> **Task instructions**:
Pictures aside, quote the whole listing exactly.

## begin

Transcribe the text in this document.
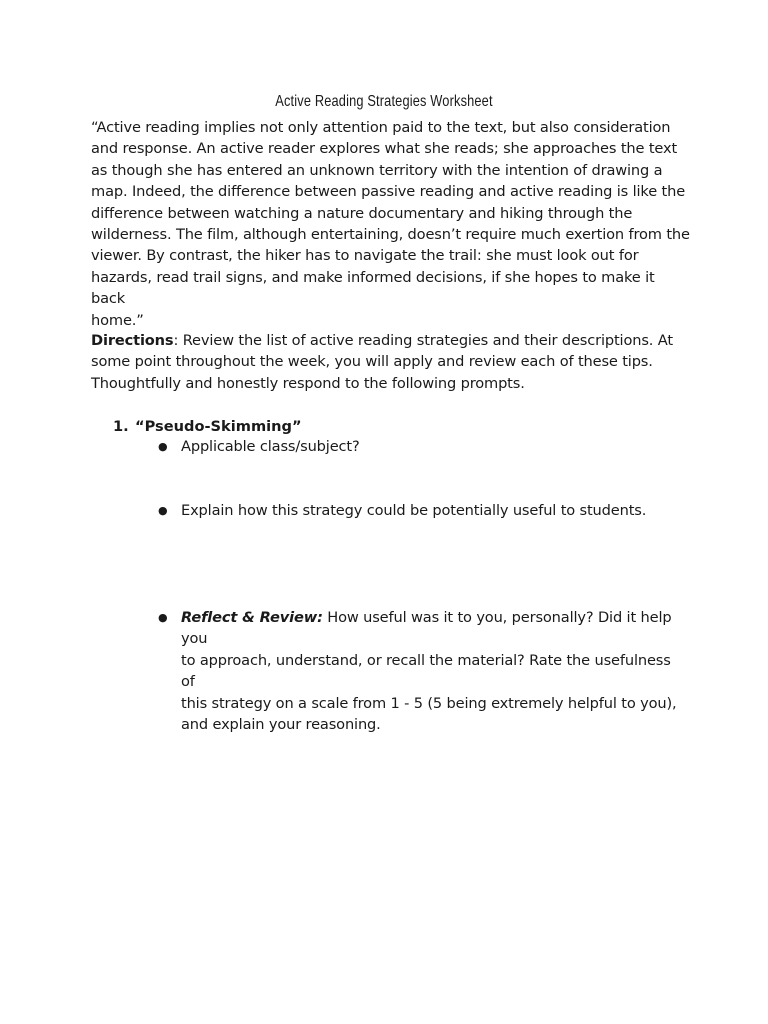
Active Reading Strategies Worksheet
“Active reading implies not only attention paid to the text, but also consideration
and response. An active reader explores what she reads; she approaches the text
as though she has entered an unknown territory with the intention of drawing a
map. Indeed, the difference between passive reading and active reading is like the
difference between watching a nature documentary and hiking through the
wilderness. The film, although entertaining, doesn’t require much exertion from the
viewer. By contrast, the hiker has to navigate the trail: she must look out for
hazards, read trail signs, and make informed decisions, if she hopes to make it back
home.”
Directions: Review the list of active reading strategies and their descriptions. At
some point throughout the week, you will apply and review each of these tips.
Thoughtfully and honestly respond to the following prompts.
1. “Pseudo-Skimming”
● Applicable class/subject?
● Explain how this strategy could be potentially useful to students.
● Reflect & Review: How useful was it to you, personally? Did it help you
to approach, understand, or recall the material? Rate the usefulness of
this strategy on a scale from 1 - 5 (5 being extremely helpful to you),
and explain your reasoning.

## end

> **Solution for this task**:
Transcribe the text in this document.
Active Reading Strategies Worksheet
“Active reading implies not only attention paid to the text, but also consideration
and response. An active reader explores what she reads; she approaches the text
as though she has entered an unknown territory with the intention of drawing a
map. Indeed, the difference between passive reading and active reading is like the
difference between watching a nature documentary and hiking through the
wilderness. The film, although entertaining, doesn’t require much exertion from the
viewer. By contrast, the hiker has to navigate the trail: she must look out for
hazards, read trail signs, and make informed decisions, if she hopes to make it back
home.”
Directions: Review the list of active reading strategies and their descriptions. At
some point throughout the week, you will apply and review each of these tips.
Thoughtfully and honestly respond to the following prompts.
1. “Pseudo-Skimming”
● Applicable class/subject?
● Explain how this strategy could be potentially useful to students.
● Reflect & Review: How useful was it to you, personally? Did it help you
to approach, understand, or recall the material? Rate the usefulness of
this strategy on a scale from 1 - 5 (5 being extremely helpful to you),
and explain your reasoning.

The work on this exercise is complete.